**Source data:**
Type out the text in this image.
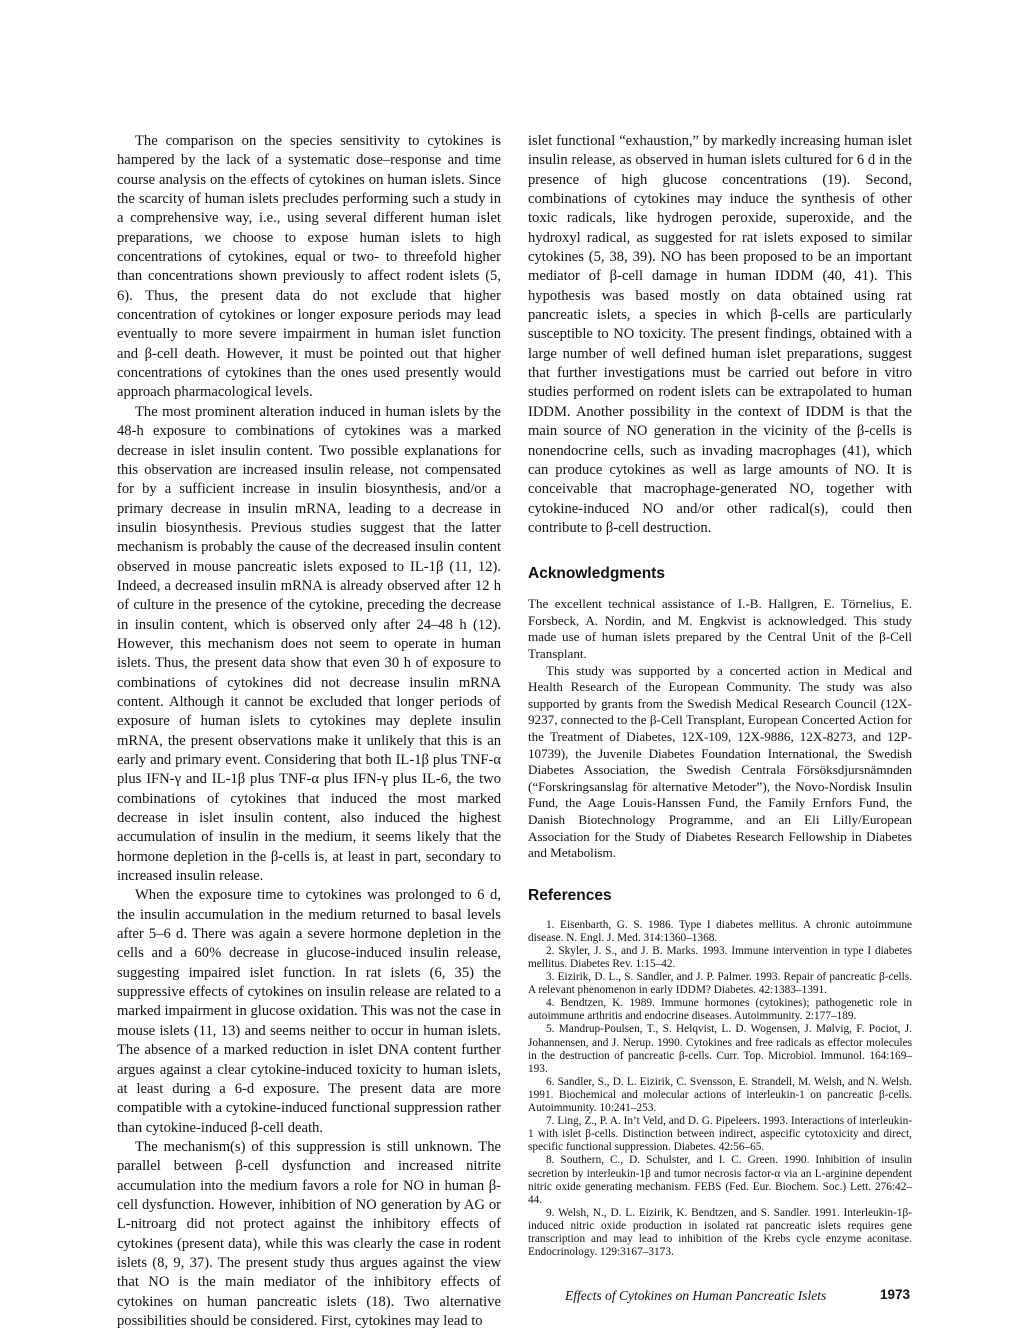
The comparison on the species sensitivity to cytokines is hampered by the lack of a systematic dose–response and time course analysis on the effects of cytokines on human islets. Since the scarcity of human islets precludes performing such a study in a comprehensive way, i.e., using several different human islet preparations, we choose to expose human islets to high concentrations of cytokines, equal or two- to threefold higher than concentrations shown previously to affect rodent islets (5, 6). Thus, the present data do not exclude that higher concentration of cytokines or longer exposure periods may lead eventually to more severe impairment in human islet function and β-cell death. However, it must be pointed out that higher concentrations of cytokines than the ones used presently would approach pharmacological levels.

The most prominent alteration induced in human islets by the 48-h exposure to combinations of cytokines was a marked decrease in islet insulin content. Two possible explanations for this observation are increased insulin release, not compensated for by a sufficient increase in insulin biosynthesis, and/or a primary decrease in insulin mRNA, leading to a decrease in insulin biosynthesis. Previous studies suggest that the latter mechanism is probably the cause of the decreased insulin content observed in mouse pancreatic islets exposed to IL-1β (11, 12). Indeed, a decreased insulin mRNA is already observed after 12 h of culture in the presence of the cytokine, preceding the decrease in insulin content, which is observed only after 24–48 h (12). However, this mechanism does not seem to operate in human islets. Thus, the present data show that even 30 h of exposure to combinations of cytokines did not decrease insulin mRNA content. Although it cannot be excluded that longer periods of exposure of human islets to cytokines may deplete insulin mRNA, the present observations make it unlikely that this is an early and primary event. Considering that both IL-1β plus TNF-α plus IFN-γ and IL-1β plus TNF-α plus IFN-γ plus IL-6, the two combinations of cytokines that induced the most marked decrease in islet insulin content, also induced the highest accumulation of insulin in the medium, it seems likely that the hormone depletion in the β-cells is, at least in part, secondary to increased insulin release.

When the exposure time to cytokines was prolonged to 6 d, the insulin accumulation in the medium returned to basal levels after 5–6 d. There was again a severe hormone depletion in the cells and a 60% decrease in glucose-induced insulin release, suggesting impaired islet function. In rat islets (6, 35) the suppressive effects of cytokines on insulin release are related to a marked impairment in glucose oxidation. This was not the case in mouse islets (11, 13) and seems neither to occur in human islets. The absence of a marked reduction in islet DNA content further argues against a clear cytokine-induced toxicity to human islets, at least during a 6-d exposure. The present data are more compatible with a cytokine-induced functional suppression rather than cytokine-induced β-cell death.

The mechanism(s) of this suppression is still unknown. The parallel between β-cell dysfunction and increased nitrite accumulation into the medium favors a role for NO in human β-cell dysfunction. However, inhibition of NO generation by AG or L-nitroarg did not protect against the inhibitory effects of cytokines (present data), while this was clearly the case in rodent islets (8, 9, 37). The present study thus argues against the view that NO is the main mediator of the inhibitory effects of cytokines on human pancreatic islets (18). Two alternative possibilities should be considered. First, cytokines may lead to

islet functional “exhaustion,” by markedly increasing human islet insulin release, as observed in human islets cultured for 6 d in the presence of high glucose concentrations (19). Second, combinations of cytokines may induce the synthesis of other toxic radicals, like hydrogen peroxide, superoxide, and the hydroxyl radical, as suggested for rat islets exposed to similar cytokines (5, 38, 39). NO has been proposed to be an important mediator of β-cell damage in human IDDM (40, 41). This hypothesis was based mostly on data obtained using rat pancreatic islets, a species in which β-cells are particularly susceptible to NO toxicity. The present findings, obtained with a large number of well defined human islet preparations, suggest that further investigations must be carried out before in vitro studies performed on rodent islets can be extrapolated to human IDDM. Another possibility in the context of IDDM is that the main source of NO generation in the vicinity of the β-cells is nonendocrine cells, such as invading macrophages (41), which can produce cytokines as well as large amounts of NO. It is conceivable that macrophage-generated NO, together with cytokine-induced NO and/or other radical(s), could then contribute to β-cell destruction.

Acknowledgments

The excellent technical assistance of I.-B. Hallgren, E. Törnelius, E. Forsbeck, A. Nordin, and M. Engkvist is acknowledged. This study made use of human islets prepared by the Central Unit of the β-Cell Transplant.

This study was supported by a concerted action in Medical and Health Research of the European Community. The study was also supported by grants from the Swedish Medical Research Council (12X-9237, connected to the β-Cell Transplant, European Concerted Action for the Treatment of Diabetes, 12X-109, 12X-9886, 12X-8273, and 12P-10739), the Juvenile Diabetes Foundation International, the Swedish Diabetes Association, the Swedish Centrala Försöksdjursnämnden (“Forskringsanslag för alternative Metoder”), the Novo-Nordisk Insulin Fund, the Aage Louis-Hanssen Fund, the Family Ernfors Fund, the Danish Biotechnology Programme, and an Eli Lilly/European Association for the Study of Diabetes Research Fellowship in Diabetes and Metabolism.

References
1. Eisenbarth, G. S. 1986. Type I diabetes mellitus. A chronic autoimmune disease. N. Engl. J. Med. 314:1360–1368.
2. Skyler, J. S., and J. B. Marks. 1993. Immune intervention in type I diabetes mellitus. Diabetes Rev. 1:15–42.
3. Eizirik, D. L., S. Sandler, and J. P. Palmer. 1993. Repair of pancreatic β-cells. A relevant phenomenon in early IDDM? Diabetes. 42:1383–1391.
4. Bendtzen, K. 1989. Immune hormones (cytokines); pathogenetic role in autoimmune arthritis and endocrine diseases. Autoimmunity. 2:177–189.
5. Mandrup-Poulsen, T., S. Helqvist, L. D. Wogensen, J. Mølvig, F. Pociot, J. Johannensen, and J. Nerup. 1990. Cytokines and free radicals as effector molecules in the destruction of pancreatic β-cells. Curr. Top. Microbiol. Immunol. 164:169–193.
6. Sandler, S., D. L. Eizirik, C. Svensson, E. Strandell, M. Welsh, and N. Welsh. 1991. Biochemical and molecular actions of interleukin-1 on pancreatic β-cells. Autoimmunity. 10:241–253.
7. Ling, Z., P. A. In’t Veld, and D. G. Pipeleers. 1993. Interactions of interleukin-1 with islet β-cells. Distinction between indirect, aspecific cytotoxicity and direct, specific functional suppression. Diabetes. 42:56–65.
8. Southern, C., D. Schulster, and I. C. Green. 1990. Inhibition of insulin secretion by interleukin-1β and tumor necrosis factor-α via an L-arginine dependent nitric oxide generating mechanism. FEBS (Fed. Eur. Biochem. Soc.) Lett. 276:42–44.
9. Welsh, N., D. L. Eizirik, K. Bendtzen, and S. Sandler. 1991. Interleukin-1β-induced nitric oxide production in isolated rat pancreatic islets requires gene transcription and may lead to inhibition of the Krebs cycle enzyme aconitase. Endocrinology. 129:3167–3173.
Effects of Cytokines on Human Pancreatic Islets	1973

**WHAT YOU SHOULD DO:**
Set down all the entries exactly as they appear, but skip any pictures.

**ANSWER TO THIS EXERCISE:**
Type out the text in this image.
The comparison on the species sensitivity to cytokines is hampered by the lack of a systematic dose–response and time course analysis on the effects of cytokines on human islets. Since the scarcity of human islets precludes performing such a study in a comprehensive way, i.e., using several different human islet preparations, we choose to expose human islets to high concentrations of cytokines, equal or two- to threefold higher than concentrations shown previously to affect rodent islets (5, 6). Thus, the present data do not exclude that higher concentration of cytokines or longer exposure periods may lead eventually to more severe impairment in human islet function and β-cell death. However, it must be pointed out that higher concentrations of cytokines than the ones used presently would approach pharmacological levels.

The most prominent alteration induced in human islets by the 48-h exposure to combinations of cytokines was a marked decrease in islet insulin content. Two possible explanations for this observation are increased insulin release, not compensated for by a sufficient increase in insulin biosynthesis, and/or a primary decrease in insulin mRNA, leading to a decrease in insulin biosynthesis. Previous studies suggest that the latter mechanism is probably the cause of the decreased insulin content observed in mouse pancreatic islets exposed to IL-1β (11, 12). Indeed, a decreased insulin mRNA is already observed after 12 h of culture in the presence of the cytokine, preceding the decrease in insulin content, which is observed only after 24–48 h (12). However, this mechanism does not seem to operate in human islets. Thus, the present data show that even 30 h of exposure to combinations of cytokines did not decrease insulin mRNA content. Although it cannot be excluded that longer periods of exposure of human islets to cytokines may deplete insulin mRNA, the present observations make it unlikely that this is an early and primary event. Considering that both IL-1β plus TNF-α plus IFN-γ and IL-1β plus TNF-α plus IFN-γ plus IL-6, the two combinations of cytokines that induced the most marked decrease in islet insulin content, also induced the highest accumulation of insulin in the medium, it seems likely that the hormone depletion in the β-cells is, at least in part, secondary to increased insulin release.

When the exposure time to cytokines was prolonged to 6 d, the insulin accumulation in the medium returned to basal levels after 5–6 d. There was again a severe hormone depletion in the cells and a 60% decrease in glucose-induced insulin release, suggesting impaired islet function. In rat islets (6, 35) the suppressive effects of cytokines on insulin release are related to a marked impairment in glucose oxidation. This was not the case in mouse islets (11, 13) and seems neither to occur in human islets. The absence of a marked reduction in islet DNA content further argues against a clear cytokine-induced toxicity to human islets, at least during a 6-d exposure. The present data are more compatible with a cytokine-induced functional suppression rather than cytokine-induced β-cell death.

The mechanism(s) of this suppression is still unknown. The parallel between β-cell dysfunction and increased nitrite accumulation into the medium favors a role for NO in human β-cell dysfunction. However, inhibition of NO generation by AG or L-nitroarg did not protect against the inhibitory effects of cytokines (present data), while this was clearly the case in rodent islets (8, 9, 37). The present study thus argues against the view that NO is the main mediator of the inhibitory effects of cytokines on human pancreatic islets (18). Two alternative possibilities should be considered. First, cytokines may lead to

islet functional “exhaustion,” by markedly increasing human islet insulin release, as observed in human islets cultured for 6 d in the presence of high glucose concentrations (19). Second, combinations of cytokines may induce the synthesis of other toxic radicals, like hydrogen peroxide, superoxide, and the hydroxyl radical, as suggested for rat islets exposed to similar cytokines (5, 38, 39). NO has been proposed to be an important mediator of β-cell damage in human IDDM (40, 41). This hypothesis was based mostly on data obtained using rat pancreatic islets, a species in which β-cells are particularly susceptible to NO toxicity. The present findings, obtained with a large number of well defined human islet preparations, suggest that further investigations must be carried out before in vitro studies performed on rodent islets can be extrapolated to human IDDM. Another possibility in the context of IDDM is that the main source of NO generation in the vicinity of the β-cells is nonendocrine cells, such as invading macrophages (41), which can produce cytokines as well as large amounts of NO. It is conceivable that macrophage-generated NO, together with cytokine-induced NO and/or other radical(s), could then contribute to β-cell destruction.

Acknowledgments

The excellent technical assistance of I.-B. Hallgren, E. Törnelius, E. Forsbeck, A. Nordin, and M. Engkvist is acknowledged. This study made use of human islets prepared by the Central Unit of the β-Cell Transplant.

This study was supported by a concerted action in Medical and Health Research of the European Community. The study was also supported by grants from the Swedish Medical Research Council (12X-9237, connected to the β-Cell Transplant, European Concerted Action for the Treatment of Diabetes, 12X-109, 12X-9886, 12X-8273, and 12P-10739), the Juvenile Diabetes Foundation International, the Swedish Diabetes Association, the Swedish Centrala Försöksdjursnämnden (“Forskringsanslag för alternative Metoder”), the Novo-Nordisk Insulin Fund, the Aage Louis-Hanssen Fund, the Family Ernfors Fund, the Danish Biotechnology Programme, and an Eli Lilly/European Association for the Study of Diabetes Research Fellowship in Diabetes and Metabolism.

References
1. Eisenbarth, G. S. 1986. Type I diabetes mellitus. A chronic autoimmune disease. N. Engl. J. Med. 314:1360–1368.
2. Skyler, J. S., and J. B. Marks. 1993. Immune intervention in type I diabetes mellitus. Diabetes Rev. 1:15–42.
3. Eizirik, D. L., S. Sandler, and J. P. Palmer. 1993. Repair of pancreatic β-cells. A relevant phenomenon in early IDDM? Diabetes. 42:1383–1391.
4. Bendtzen, K. 1989. Immune hormones (cytokines); pathogenetic role in autoimmune arthritis and endocrine diseases. Autoimmunity. 2:177–189.
5. Mandrup-Poulsen, T., S. Helqvist, L. D. Wogensen, J. Mølvig, F. Pociot, J. Johannensen, and J. Nerup. 1990. Cytokines and free radicals as effector molecules in the destruction of pancreatic β-cells. Curr. Top. Microbiol. Immunol. 164:169–193.
6. Sandler, S., D. L. Eizirik, C. Svensson, E. Strandell, M. Welsh, and N. Welsh. 1991. Biochemical and molecular actions of interleukin-1 on pancreatic β-cells. Autoimmunity. 10:241–253.
7. Ling, Z., P. A. In’t Veld, and D. G. Pipeleers. 1993. Interactions of interleukin-1 with islet β-cells. Distinction between indirect, aspecific cytotoxicity and direct, specific functional suppression. Diabetes. 42:56–65.
8. Southern, C., D. Schulster, and I. C. Green. 1990. Inhibition of insulin secretion by interleukin-1β and tumor necrosis factor-α via an L-arginine dependent nitric oxide generating mechanism. FEBS (Fed. Eur. Biochem. Soc.) Lett. 276:42–44.
9. Welsh, N., D. L. Eizirik, K. Bendtzen, and S. Sandler. 1991. Interleukin-1β-induced nitric oxide production in isolated rat pancreatic islets requires gene transcription and may lead to inhibition of the Krebs cycle enzyme aconitase. Endocrinology. 129:3167–3173.
Effects of Cytokines on Human Pancreatic Islets	1973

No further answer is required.